◆ Exercise prompt:
Below is a listing; copy all of it exactly.

◆ Data provided:
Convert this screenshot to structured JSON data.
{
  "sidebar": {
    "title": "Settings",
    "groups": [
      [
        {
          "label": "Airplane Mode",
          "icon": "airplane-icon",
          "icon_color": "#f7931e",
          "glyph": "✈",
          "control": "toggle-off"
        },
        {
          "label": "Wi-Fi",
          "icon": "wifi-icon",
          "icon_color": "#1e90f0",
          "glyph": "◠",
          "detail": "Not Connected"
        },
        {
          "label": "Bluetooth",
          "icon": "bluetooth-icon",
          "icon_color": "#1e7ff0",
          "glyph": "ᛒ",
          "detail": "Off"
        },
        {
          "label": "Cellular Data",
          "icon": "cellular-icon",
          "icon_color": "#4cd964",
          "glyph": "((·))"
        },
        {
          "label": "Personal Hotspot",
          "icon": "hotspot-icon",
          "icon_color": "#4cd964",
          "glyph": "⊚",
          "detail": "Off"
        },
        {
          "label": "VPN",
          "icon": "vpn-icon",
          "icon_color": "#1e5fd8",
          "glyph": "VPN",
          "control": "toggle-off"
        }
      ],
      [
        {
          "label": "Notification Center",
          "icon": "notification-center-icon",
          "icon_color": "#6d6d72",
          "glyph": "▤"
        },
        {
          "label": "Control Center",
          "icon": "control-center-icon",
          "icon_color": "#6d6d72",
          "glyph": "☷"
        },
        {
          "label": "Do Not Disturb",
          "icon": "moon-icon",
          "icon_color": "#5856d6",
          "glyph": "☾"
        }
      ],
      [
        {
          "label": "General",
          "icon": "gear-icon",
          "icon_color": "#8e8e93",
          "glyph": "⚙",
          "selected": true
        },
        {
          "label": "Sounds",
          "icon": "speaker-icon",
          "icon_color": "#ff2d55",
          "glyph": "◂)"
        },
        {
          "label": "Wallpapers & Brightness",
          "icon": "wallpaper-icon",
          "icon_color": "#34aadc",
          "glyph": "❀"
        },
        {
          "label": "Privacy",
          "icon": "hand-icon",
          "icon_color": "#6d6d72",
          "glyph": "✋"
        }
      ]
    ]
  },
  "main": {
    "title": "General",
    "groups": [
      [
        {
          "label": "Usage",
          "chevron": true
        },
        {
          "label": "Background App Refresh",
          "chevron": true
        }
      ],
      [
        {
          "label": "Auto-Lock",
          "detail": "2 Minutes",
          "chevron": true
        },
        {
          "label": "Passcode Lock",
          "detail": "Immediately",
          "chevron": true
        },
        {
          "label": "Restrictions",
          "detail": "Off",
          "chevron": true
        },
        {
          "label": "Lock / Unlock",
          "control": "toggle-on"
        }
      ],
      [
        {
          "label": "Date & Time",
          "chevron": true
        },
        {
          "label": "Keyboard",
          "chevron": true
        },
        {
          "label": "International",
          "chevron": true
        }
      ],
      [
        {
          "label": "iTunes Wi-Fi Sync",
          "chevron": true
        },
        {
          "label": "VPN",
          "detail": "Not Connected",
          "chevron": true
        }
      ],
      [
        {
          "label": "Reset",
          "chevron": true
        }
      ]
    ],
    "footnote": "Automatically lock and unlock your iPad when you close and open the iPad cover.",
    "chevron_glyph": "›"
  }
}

◆ Solution to the problem:
Convert this screenshot to structured JSON data.
{
  "sidebar": {
    "title": "Settings",
    "groups": [
      [
        {
          "label": "Airplane Mode",
          "icon": "airplane-icon",
          "icon_color": "#f7931e",
          "glyph": "✈",
          "control": "toggle-off"
        },
        {
          "label": "Wi-Fi",
          "icon": "wifi-icon",
          "icon_color": "#1e90f0",
          "glyph": "◠",
          "detail": "Not Connected"
        },
        {
          "label": "Bluetooth",
          "icon": "bluetooth-icon",
          "icon_color": "#1e7ff0",
          "glyph": "ᛒ",
          "detail": "Off"
        },
        {
          "label": "Cellular Data",
          "icon": "cellular-icon",
          "icon_color": "#4cd964",
          "glyph": "((·))"
        },
        {
          "label": "Personal Hotspot",
          "icon": "hotspot-icon",
          "icon_color": "#4cd964",
          "glyph": "⊚",
          "detail": "Off"
        },
        {
          "label": "VPN",
          "icon": "vpn-icon",
          "icon_color": "#1e5fd8",
          "glyph": "VPN",
          "control": "toggle-off"
        }
      ],
      [
        {
          "label": "Notification Center",
          "icon": "notification-center-icon",
          "icon_color": "#6d6d72",
          "glyph": "▤"
        },
        {
          "label": "Control Center",
          "icon": "control-center-icon",
          "icon_color": "#6d6d72",
          "glyph": "☷"
        },
        {
          "label": "Do Not Disturb",
          "icon": "moon-icon",
          "icon_color": "#5856d6",
          "glyph": "☾"
        }
      ],
      [
        {
          "label": "General",
          "icon": "gear-icon",
          "icon_color": "#8e8e93",
          "glyph": "⚙",
          "selected": true
        },
        {
          "label": "Sounds",
          "icon": "speaker-icon",
          "icon_color": "#ff2d55",
          "glyph": "◂)"
        },
        {
          "label": "Wallpapers & Brightness",
          "icon": "wallpaper-icon",
          "icon_color": "#34aadc",
          "glyph": "❀"
        },
        {
          "label": "Privacy",
          "icon": "hand-icon",
          "icon_color": "#6d6d72",
          "glyph": "✋"
        }
      ]
    ]
  },
  "main": {
    "title": "General",
    "groups": [
      [
        {
          "label": "Usage",
          "chevron": true
        },
        {
          "label": "Background App Refresh",
          "chevron": true
        }
      ],
      [
        {
          "label": "Auto-Lock",
          "detail": "2 Minutes",
          "chevron": true
        },
        {
          "label": "Passcode Lock",
          "detail": "Immediately",
          "chevron": true
        },
        {
          "label": "Restrictions",
          "detail": "Off",
          "chevron": true
        },
        {
          "label": "Lock / Unlock",
          "control": "toggle-on"
        }
      ],
      [
        {
          "label": "Date & Time",
          "chevron": true
        },
        {
          "label": "Keyboard",
          "chevron": true
        },
        {
          "label": "International",
          "chevron": true
        }
      ],
      [
        {
          "label": "iTunes Wi-Fi Sync",
          "chevron": true
        },
        {
          "label": "VPN",
          "detail": "Not Connected",
          "chevron": true
        }
      ],
      [
        {
          "label": "Reset",
          "chevron": true
        }
      ]
    ],
    "footnote": "Automatically lock and unlock your iPad when you close and open the iPad cover.",
    "chevron_glyph": "›"
  }
}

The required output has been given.